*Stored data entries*
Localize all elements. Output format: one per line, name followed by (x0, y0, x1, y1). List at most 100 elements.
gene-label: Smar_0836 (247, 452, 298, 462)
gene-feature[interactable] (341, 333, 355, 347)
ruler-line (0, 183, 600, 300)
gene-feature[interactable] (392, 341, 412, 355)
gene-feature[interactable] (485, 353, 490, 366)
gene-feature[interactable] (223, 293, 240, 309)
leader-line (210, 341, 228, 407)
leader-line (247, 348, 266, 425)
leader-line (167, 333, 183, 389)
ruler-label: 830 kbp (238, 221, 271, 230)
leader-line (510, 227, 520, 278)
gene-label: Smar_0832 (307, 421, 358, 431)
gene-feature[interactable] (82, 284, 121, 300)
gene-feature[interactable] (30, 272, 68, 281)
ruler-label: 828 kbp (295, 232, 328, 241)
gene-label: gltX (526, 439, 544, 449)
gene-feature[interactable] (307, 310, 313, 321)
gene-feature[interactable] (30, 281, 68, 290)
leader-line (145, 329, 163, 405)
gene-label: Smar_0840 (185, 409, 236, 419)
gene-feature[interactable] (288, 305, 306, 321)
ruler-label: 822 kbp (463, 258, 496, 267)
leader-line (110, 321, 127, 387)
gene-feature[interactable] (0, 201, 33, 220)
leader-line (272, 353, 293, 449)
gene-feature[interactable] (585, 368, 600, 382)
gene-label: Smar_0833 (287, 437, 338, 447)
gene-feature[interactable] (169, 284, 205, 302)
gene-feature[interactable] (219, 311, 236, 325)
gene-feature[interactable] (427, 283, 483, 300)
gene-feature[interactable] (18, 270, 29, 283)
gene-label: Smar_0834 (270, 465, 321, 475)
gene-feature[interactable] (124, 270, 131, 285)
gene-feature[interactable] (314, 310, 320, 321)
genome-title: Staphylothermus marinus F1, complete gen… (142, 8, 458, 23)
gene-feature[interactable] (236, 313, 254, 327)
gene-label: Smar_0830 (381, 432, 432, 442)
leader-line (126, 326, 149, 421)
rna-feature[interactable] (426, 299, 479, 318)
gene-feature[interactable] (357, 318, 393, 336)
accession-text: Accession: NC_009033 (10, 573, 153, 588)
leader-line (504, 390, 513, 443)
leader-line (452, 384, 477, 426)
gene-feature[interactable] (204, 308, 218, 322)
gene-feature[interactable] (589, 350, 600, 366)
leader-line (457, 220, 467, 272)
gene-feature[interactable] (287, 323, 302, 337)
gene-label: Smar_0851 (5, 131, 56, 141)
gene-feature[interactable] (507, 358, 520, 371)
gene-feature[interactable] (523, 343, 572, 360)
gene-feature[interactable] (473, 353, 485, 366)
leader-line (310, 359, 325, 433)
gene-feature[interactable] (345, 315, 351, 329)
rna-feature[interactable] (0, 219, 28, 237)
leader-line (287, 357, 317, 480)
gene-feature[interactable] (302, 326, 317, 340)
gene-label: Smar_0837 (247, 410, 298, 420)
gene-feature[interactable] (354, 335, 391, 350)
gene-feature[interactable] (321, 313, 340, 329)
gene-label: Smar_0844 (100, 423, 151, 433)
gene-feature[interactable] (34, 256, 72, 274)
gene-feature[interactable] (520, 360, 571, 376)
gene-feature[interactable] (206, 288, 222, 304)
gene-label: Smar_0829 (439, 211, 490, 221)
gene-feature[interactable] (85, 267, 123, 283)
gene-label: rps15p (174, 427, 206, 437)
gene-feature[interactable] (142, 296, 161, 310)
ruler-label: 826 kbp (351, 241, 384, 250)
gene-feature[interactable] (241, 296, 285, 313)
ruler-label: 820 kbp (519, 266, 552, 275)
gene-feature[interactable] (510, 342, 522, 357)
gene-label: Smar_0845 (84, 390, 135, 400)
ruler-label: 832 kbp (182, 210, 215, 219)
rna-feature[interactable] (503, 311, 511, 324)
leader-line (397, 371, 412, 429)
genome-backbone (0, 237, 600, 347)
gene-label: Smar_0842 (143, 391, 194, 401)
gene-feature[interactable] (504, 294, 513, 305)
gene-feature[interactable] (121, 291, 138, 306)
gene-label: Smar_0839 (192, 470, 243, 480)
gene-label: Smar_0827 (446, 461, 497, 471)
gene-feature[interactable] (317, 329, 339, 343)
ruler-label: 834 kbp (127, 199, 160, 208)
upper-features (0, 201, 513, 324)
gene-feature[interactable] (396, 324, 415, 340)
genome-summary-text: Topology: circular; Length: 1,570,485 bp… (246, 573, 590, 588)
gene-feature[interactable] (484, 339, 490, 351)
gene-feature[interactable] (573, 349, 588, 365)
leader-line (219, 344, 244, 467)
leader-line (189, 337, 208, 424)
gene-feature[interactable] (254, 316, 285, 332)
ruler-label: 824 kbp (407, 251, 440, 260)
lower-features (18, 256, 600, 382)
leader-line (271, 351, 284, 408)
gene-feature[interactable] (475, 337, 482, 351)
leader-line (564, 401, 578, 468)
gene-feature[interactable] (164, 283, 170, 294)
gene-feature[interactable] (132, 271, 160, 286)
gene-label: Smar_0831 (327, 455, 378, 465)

*WHAT YOU NEED TO DO*
Please retype all of the records, keeping each line exactly as it is.

*TASK RESULT*
Localize all elements. Output format: one per line, name followed by (x0, y0, x1, y1). List at most 100 elements.
gene-label: Smar_0836 (247, 452, 298, 462)
gene-feature[interactable] (341, 333, 355, 347)
ruler-line (0, 183, 600, 300)
gene-feature[interactable] (392, 341, 412, 355)
gene-feature[interactable] (485, 353, 490, 366)
gene-feature[interactable] (223, 293, 240, 309)
leader-line (210, 341, 228, 407)
leader-line (247, 348, 266, 425)
leader-line (167, 333, 183, 389)
ruler-label: 830 kbp (238, 221, 271, 230)
leader-line (510, 227, 520, 278)
gene-label: Smar_0832 (307, 421, 358, 431)
gene-feature[interactable] (82, 284, 121, 300)
gene-feature[interactable] (30, 272, 68, 281)
ruler-label: 828 kbp (295, 232, 328, 241)
gene-label: gltX (526, 439, 544, 449)
gene-feature[interactable] (307, 310, 313, 321)
gene-feature[interactable] (30, 281, 68, 290)
leader-line (145, 329, 163, 405)
gene-label: Smar_0840 (185, 409, 236, 419)
gene-feature[interactable] (288, 305, 306, 321)
ruler-label: 822 kbp (463, 258, 496, 267)
leader-line (110, 321, 127, 387)
gene-feature[interactable] (0, 201, 33, 220)
leader-line (272, 353, 293, 449)
gene-feature[interactable] (585, 368, 600, 382)
gene-label: Smar_0833 (287, 437, 338, 447)
gene-feature[interactable] (169, 284, 205, 302)
gene-feature[interactable] (219, 311, 236, 325)
gene-feature[interactable] (427, 283, 483, 300)
gene-feature[interactable] (18, 270, 29, 283)
gene-label: Smar_0834 (270, 465, 321, 475)
gene-feature[interactable] (124, 270, 131, 285)
gene-feature[interactable] (314, 310, 320, 321)
genome-title: Staphylothermus marinus F1, complete gen… (142, 8, 458, 23)
gene-feature[interactable] (236, 313, 254, 327)
gene-label: Smar_0830 (381, 432, 432, 442)
leader-line (126, 326, 149, 421)
rna-feature[interactable] (426, 299, 479, 318)
gene-feature[interactable] (357, 318, 393, 336)
accession-text: Accession: NC_009033 (10, 573, 153, 588)
leader-line (504, 390, 513, 443)
leader-line (452, 384, 477, 426)
gene-feature[interactable] (204, 308, 218, 322)
gene-feature[interactable] (589, 350, 600, 366)
leader-line (457, 220, 467, 272)
gene-feature[interactable] (287, 323, 302, 337)
gene-label: Smar_0851 (5, 131, 56, 141)
gene-feature[interactable] (507, 358, 520, 371)
gene-feature[interactable] (523, 343, 572, 360)
gene-feature[interactable] (473, 353, 485, 366)
leader-line (310, 359, 325, 433)
gene-feature[interactable] (345, 315, 351, 329)
rna-feature[interactable] (0, 219, 28, 237)
leader-line (287, 357, 317, 480)
gene-feature[interactable] (302, 326, 317, 340)
gene-label: Smar_0837 (247, 410, 298, 420)
gene-feature[interactable] (354, 335, 391, 350)
gene-feature[interactable] (321, 313, 340, 329)
gene-label: Smar_0844 (100, 423, 151, 433)
gene-feature[interactable] (34, 256, 72, 274)
gene-feature[interactable] (520, 360, 571, 376)
gene-feature[interactable] (206, 288, 222, 304)
gene-label: Smar_0829 (439, 211, 490, 221)
gene-feature[interactable] (85, 267, 123, 283)
gene-label: rps15p (174, 427, 206, 437)
gene-feature[interactable] (142, 296, 161, 310)
ruler-label: 826 kbp (351, 241, 384, 250)
gene-feature[interactable] (241, 296, 285, 313)
ruler-label: 820 kbp (519, 266, 552, 275)
gene-feature[interactable] (510, 342, 522, 357)
gene-label: Smar_0845 (84, 390, 135, 400)
ruler-label: 832 kbp (182, 210, 215, 219)
rna-feature[interactable] (503, 311, 511, 324)
leader-line (397, 371, 412, 429)
genome-backbone (0, 237, 600, 347)
gene-label: Smar_0842 (143, 391, 194, 401)
gene-feature[interactable] (504, 294, 513, 305)
gene-feature[interactable] (121, 291, 138, 306)
gene-label: Smar_0839 (192, 470, 243, 480)
gene-label: Smar_0827 (446, 461, 497, 471)
gene-feature[interactable] (317, 329, 339, 343)
ruler-label: 834 kbp (127, 199, 160, 208)
upper-features (0, 201, 513, 324)
gene-feature[interactable] (396, 324, 415, 340)
genome-summary-text: Topology: circular; Length: 1,570,485 bp… (246, 573, 590, 588)
gene-feature[interactable] (484, 339, 490, 351)
gene-feature[interactable] (573, 349, 588, 365)
leader-line (219, 344, 244, 467)
leader-line (189, 337, 208, 424)
gene-feature[interactable] (254, 316, 285, 332)
ruler-label: 824 kbp (407, 251, 440, 260)
lower-features (18, 256, 600, 382)
leader-line (271, 351, 284, 408)
gene-feature[interactable] (475, 337, 482, 351)
leader-line (564, 401, 578, 468)
gene-feature[interactable] (164, 283, 170, 294)
gene-feature[interactable] (132, 271, 160, 286)
gene-label: Smar_0831 (327, 455, 378, 465)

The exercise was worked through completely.